• [Task to complete] Determine how many lines of this material contain "date". Give only the number.

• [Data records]
▬▬▬▬▬▬

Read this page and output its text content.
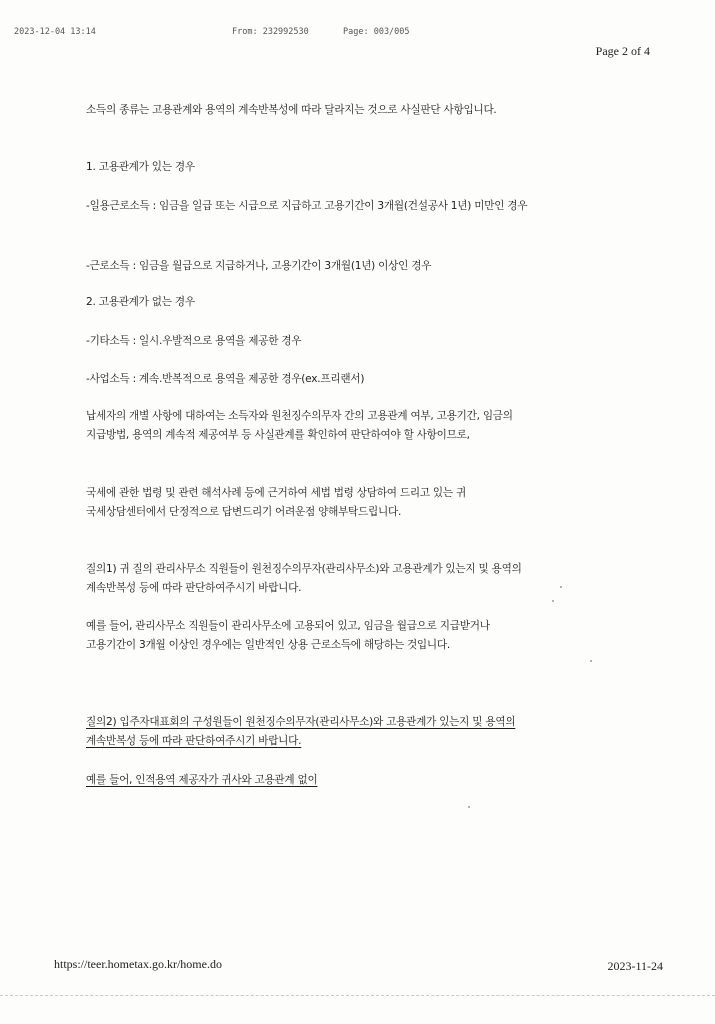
2023-12-04 13:14	From: 232992530	Page: 003/005
Page 2 of 4

소득의 종류는 고용관계와 용역의 계속반복성에 따라 달라지는 것으로 사실판단 사항입니다.

1. 고용관계가 있는 경우

-일용근로소득 : 임금을 일급 또는 시급으로 지급하고 고용기간이 3개월(건설공사 1년) 미만인 경우

-근로소득 : 임금을 월급으로 지급하거나, 고용기간이 3개월(1년) 이상인 경우

2. 고용관계가 없는 경우

-기타소득 : 일시.우발적으로 용역을 제공한 경우

-사업소득 : 계속.반복적으로 용역을 제공한 경우(ex.프리랜서)

납세자의 개별 사항에 대하여는 소득자와 원천징수의무자 간의 고용관계 여부, 고용기간, 임금의 지급방법, 용역의 계속적 제공여부 등 사실관계를 확인하여 판단하여야 할 사항이므로,

국세에 관한 법령 및 관련 해석사례 등에 근거하여 세법 법령 상담하여 드리고 있는 귀 국세상담센터에서 단정적으로 답변드리기 어려운점 양해부탁드립니다.

질의1) 귀 질의 관리사무소 직원들이 원천징수의무자(관리사무소)와 고용관계가 있는지 및 용역의 계속반복성 등에 따라 판단하여주시기 바랍니다.

예를 들어, 관리사무소 직원들이 관리사무소에 고용되어 있고, 임금을 월급으로 지급받거나 고용기간이 3개월 이상인 경우에는 일반적인 상용 근로소득에 해당하는 것입니다.

질의2) 입주자대표회의 구성원들이 원천징수의무자(관리사무소)와 고용관계가 있는지 및 용역의 계속반복성 등에 따라 판단하여주시기 바랍니다.

예를 들어, 인적용역 제공자가 귀사와 고용관계 없이

https://teer.hometax.go.kr/home.do	2023-11-24
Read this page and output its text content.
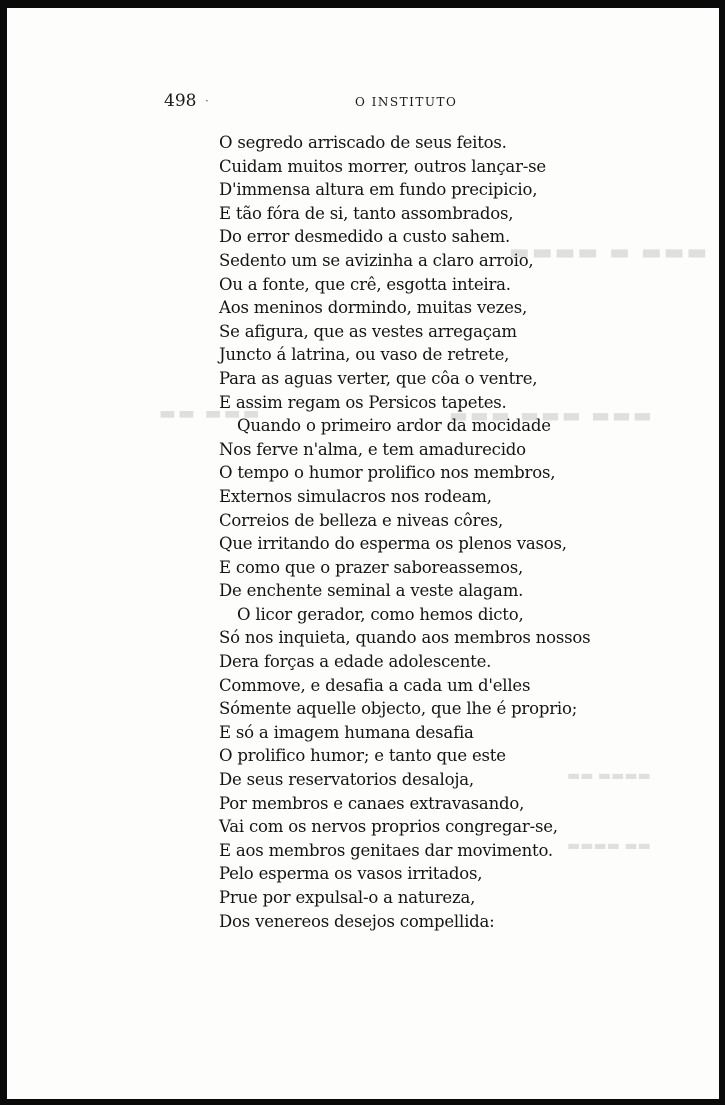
▬▬▬ ▬ ▬▬▬▬
▬▬▬ ▬▬▬ ▬▬▬
▬▬▬ ▬▬
▬▬▬▬ ▬▬
▬▬ ▬▬▬▬
498 ·	O INSTITUTO
O segredo arriscado de seus feitos.
Cuidam muitos morrer, outros lançar-se
D'immensa altura em fundo precipicio,
E tão fóra de si, tanto assombrados,
Do error desmedido a custo sahem.
Sedento um se avizinha a claro arroio,
Ou a fonte, que crê, esgotta inteira.
Aos meninos dormindo, muitas vezes,
Se afigura, que as vestes arregaçam
Juncto á latrina, ou vaso de retrete,
Para as aguas verter, que côa o ventre,
E assim regam os Persicos tapetes.
Quando o primeiro ardor da mocidade
Nos ferve n'alma, e tem amadurecido
O tempo o humor prolifico nos membros,
Externos simulacros nos rodeam,
Correios de belleza e niveas côres,
Que irritando do esperma os plenos vasos,
E como que o prazer saboreassemos,
De enchente seminal a veste alagam.
O licor gerador, como hemos dicto,
Só nos inquieta, quando aos membros nossos
Dera forças a edade adolescente.
Commove, e desafia a cada um d'elles
Sómente aquelle objecto, que lhe é proprio;
E só a imagem humana desafia
O prolifico humor; e tanto que este
De seus reservatorios desaloja,
Por membros e canaes extravasando,
Vai com os nervos proprios congregar-se,
E aos membros genitaes dar movimento.
Pelo esperma os vasos irritados,
Prue por expulsal-o a natureza,
Dos venereos desejos compellida:
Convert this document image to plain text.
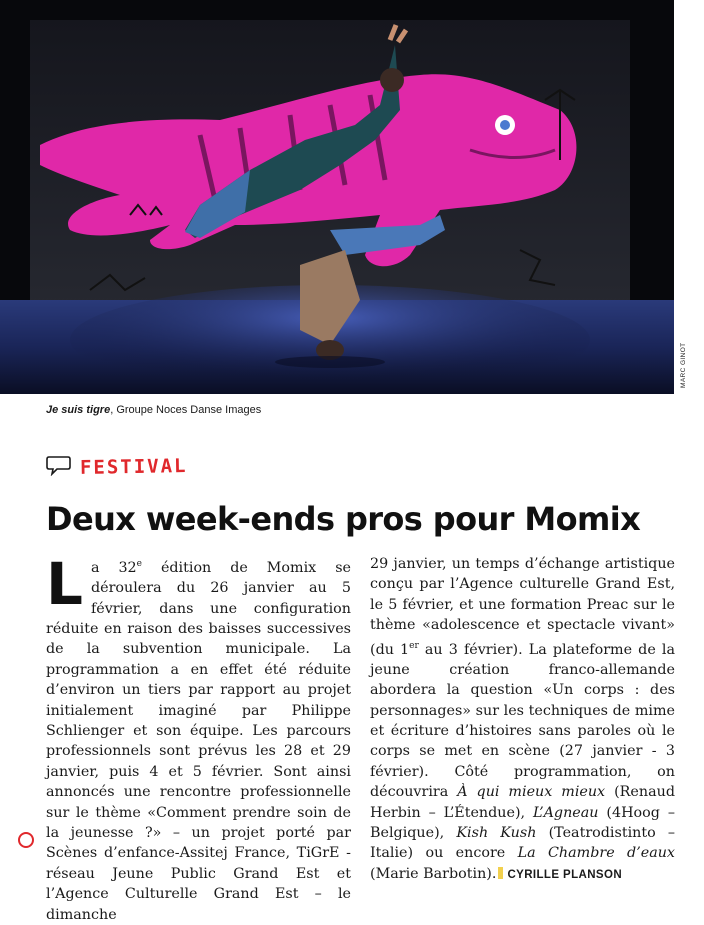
MARC GINOT
Je suis tigre, Groupe Noces Danse Images
FESTIVAL
Deux week-ends pros pour Momix
La 32e édition de Momix se déroulera du 26 janvier au 5 février, dans une configuration réduite en raison des baisses successives de la subvention municipale. La programmation a en effet été réduite d’environ un tiers par rapport au projet initialement imaginé par Philippe Schlienger et son équipe. Les parcours professionnels sont prévus les 28 et 29 janvier, puis 4 et 5 février. Sont ainsi annoncés une rencontre professionnelle sur le thème «Comment prendre soin de la jeunesse ?» – un projet porté par Scènes d’enfance-Assitej France, TiGrE - réseau Jeune Public Grand Est et l’Agence Culturelle Grand Est – le dimanche
29 janvier, un temps d’échange artistique conçu par l’Agence culturelle Grand Est, le 5 février, et une formation Preac sur le thème «adolescence et spectacle vivant» (du 1er au 3 février). La plateforme de la jeune création franco-allemande abordera la question «Un corps : des personnages» sur les techniques de mime et écriture d’histoires sans paroles où le corps se met en scène (27 janvier - 3 février). Côté programmation, on découvrira À qui mieux mieux (Renaud Herbin – L’Étendue), L’Agneau (4Hoog – Belgique), Kish Kush (Teatrodistinto – Italie) ou encore La Chambre d’eaux (Marie Barbotin). CYRILLE PLANSON
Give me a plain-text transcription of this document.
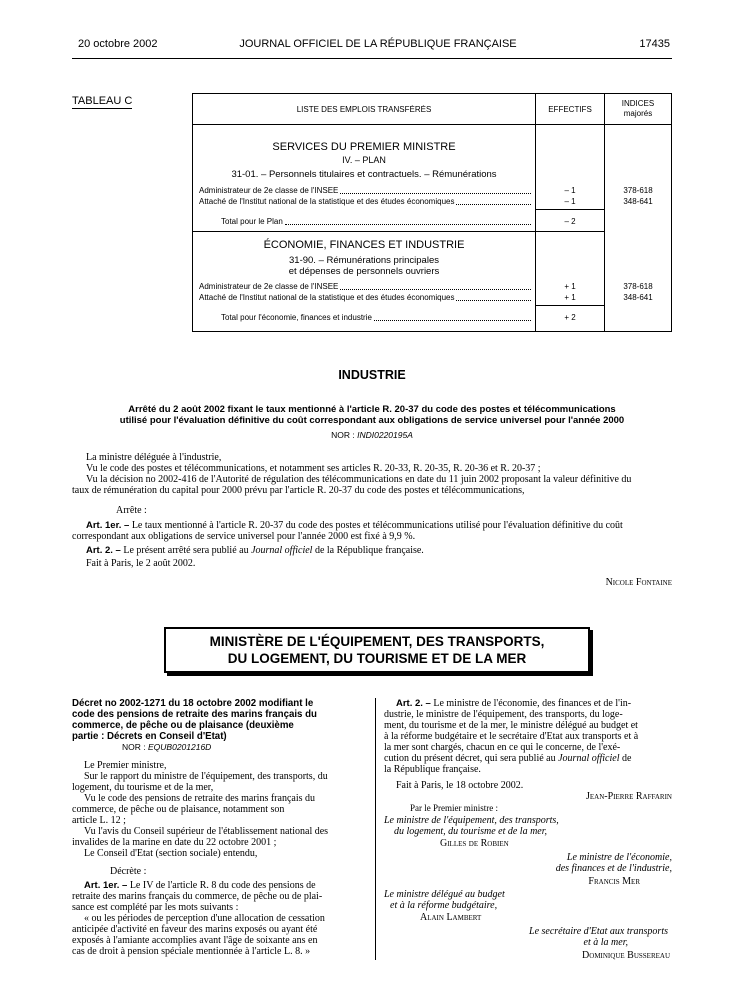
20 octobre 2002	JOURNAL OFFICIEL DE LA RÉPUBLIQUE FRANÇAISE	17435
TABLEAU C
LISTE DES EMPLOIS TRANSFÉRÉS	EFFECTIFS
INDICES
majorés
SERVICES DU PREMIER MINISTRE
IV. – PLAN
31-01. – Personnels titulaires et contractuels. – Rémunérations
Administrateur de 2e classe de l'INSEE	– 1	378-618
Attaché de l'Institut national de la statistique et des études économiques	– 1	348-641
Total pour le Plan	– 2
ÉCONOMIE, FINANCES ET INDUSTRIE
31-90. – Rémunérations principales
et dépenses de personnels ouvriers
Administrateur de 2e classe de l'INSEE	+ 1	378-618
Attaché de l'Institut national de la statistique et des études économiques	+ 1	348-641
Total pour l'économie, finances et industrie	+ 2
INDUSTRIE
Arrêté du 2 août 2002 fixant le taux mentionné à l'article R. 20-37 du code des postes et télécommunications
utilisé pour l'évaluation définitive du coût correspondant aux obligations de service universel pour l'année 2000
NOR : INDI0220195A
La ministre déléguée à l'industrie,
Vu le code des postes et télécommunications, et notamment ses articles R. 20-33, R. 20-35, R. 20-36 et R. 20-37 ;
Vu la décision no 2002-416 de l'Autorité de régulation des télécommunications en date du 11 juin 2002 proposant la valeur définitive du
taux de rémunération du capital pour 2000 prévu par l'article R. 20-37 du code des postes et télécommunications,
Arrête :
Art. 1er. – Le taux mentionné à l'article R. 20-37 du code des postes et télécommunications utilisé pour l'évaluation définitive du coût
correspondant aux obligations de service universel pour l'année 2000 est fixé à 9,9 %.
Art. 2. – Le présent arrêté sera publié au Journal officiel de la République française.
Fait à Paris, le 2 août 2002.
Nicole Fontaine
MINISTÈRE DE L'ÉQUIPEMENT, DES TRANSPORTS,
DU LOGEMENT, DU TOURISME ET DE LA MER
Décret no 2002-1271 du 18 octobre 2002 modifiant le
code des pensions de retraite des marins français du
commerce, de pêche ou de plaisance (deuxième
partie : Décrets en Conseil d'Etat)
NOR : EQUB0201216D
Le Premier ministre,
Sur le rapport du ministre de l'équipement, des transports, du
logement, du tourisme et de la mer,
Vu le code des pensions de retraite des marins français du
commerce, de pêche ou de plaisance, notamment son
article L. 12 ;
Vu l'avis du Conseil supérieur de l'établissement national des
invalides de la marine en date du 22 octobre 2001 ;
Le Conseil d'Etat (section sociale) entendu,
Décrète :
Art. 1er. – Le IV de l'article R. 8 du code des pensions de
retraite des marins français du commerce, de pêche ou de plai-
sance est complété par les mots suivants :
« ou les périodes de perception d'une allocation de cessation
anticipée d'activité en faveur des marins exposés ou ayant été
exposés à l'amiante accomplies avant l'âge de soixante ans en
cas de droit à pension spéciale mentionnée à l'article L. 8. »
Art. 2. – Le ministre de l'économie, des finances et de l'in-
dustrie, le ministre de l'équipement, des transports, du loge-
ment, du tourisme et de la mer, le ministre délégué au budget et
à la réforme budgétaire et le secrétaire d'Etat aux transports et à
la mer sont chargés, chacun en ce qui le concerne, de l'exé-
cution du présent décret, qui sera publié au Journal officiel de
la République française.
Fait à Paris, le 18 octobre 2002.
Jean-Pierre Raffarin
Par le Premier ministre :
Le ministre de l'équipement, des transports,
du logement, du tourisme et de la mer,
Gilles de Robien
Le ministre de l'économie,
des finances et de l'industrie,
Francis Mer
Le ministre délégué au budget
et à la réforme budgétaire,
Alain Lambert
Le secrétaire d'Etat aux transports
et à la mer,
Dominique Bussereau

▬▬▬▬▬▬

• [Solved problem] 2